■ Input data
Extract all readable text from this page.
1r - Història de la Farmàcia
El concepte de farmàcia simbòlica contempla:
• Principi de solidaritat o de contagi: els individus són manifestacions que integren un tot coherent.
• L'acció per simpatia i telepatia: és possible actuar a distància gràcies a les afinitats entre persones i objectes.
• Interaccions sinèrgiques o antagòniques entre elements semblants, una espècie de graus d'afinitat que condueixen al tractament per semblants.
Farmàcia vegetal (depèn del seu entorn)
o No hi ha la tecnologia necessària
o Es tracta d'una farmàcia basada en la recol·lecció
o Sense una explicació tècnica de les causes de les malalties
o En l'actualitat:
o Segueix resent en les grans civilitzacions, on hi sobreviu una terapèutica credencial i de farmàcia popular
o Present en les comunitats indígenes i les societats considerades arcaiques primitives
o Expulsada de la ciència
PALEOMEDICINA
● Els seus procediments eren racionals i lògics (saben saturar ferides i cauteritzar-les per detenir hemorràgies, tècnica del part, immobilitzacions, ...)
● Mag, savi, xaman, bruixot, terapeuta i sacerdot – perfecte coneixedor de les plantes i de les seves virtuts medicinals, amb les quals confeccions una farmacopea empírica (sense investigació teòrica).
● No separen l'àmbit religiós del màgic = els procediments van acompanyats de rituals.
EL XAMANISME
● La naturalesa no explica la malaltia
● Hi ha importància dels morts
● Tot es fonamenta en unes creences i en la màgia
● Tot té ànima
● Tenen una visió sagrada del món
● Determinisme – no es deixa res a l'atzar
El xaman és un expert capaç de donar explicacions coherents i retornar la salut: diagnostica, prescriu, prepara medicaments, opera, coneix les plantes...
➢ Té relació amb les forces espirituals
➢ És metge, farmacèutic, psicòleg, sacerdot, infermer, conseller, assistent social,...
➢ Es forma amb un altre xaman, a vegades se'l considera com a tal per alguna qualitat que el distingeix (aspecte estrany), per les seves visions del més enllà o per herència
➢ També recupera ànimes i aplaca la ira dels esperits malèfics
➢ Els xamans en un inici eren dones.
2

■ To do
Search the entries above for the string "seves", and report each line where it occurs.

■ Result for this task
● Mag, savi, xaman, bruixot, terapeuta i sacerdot – perfecte coneixedor de les plantes i de les seves virtuts medicinals, amb les quals confeccions una farmacopea empírica (sense investigació teòrica).
➢ Es forma amb un altre xaman, a vegades se'l considera com a tal per alguna qualitat que el distingeix (aspecte estrany), per les seves visions del més enllà o per herència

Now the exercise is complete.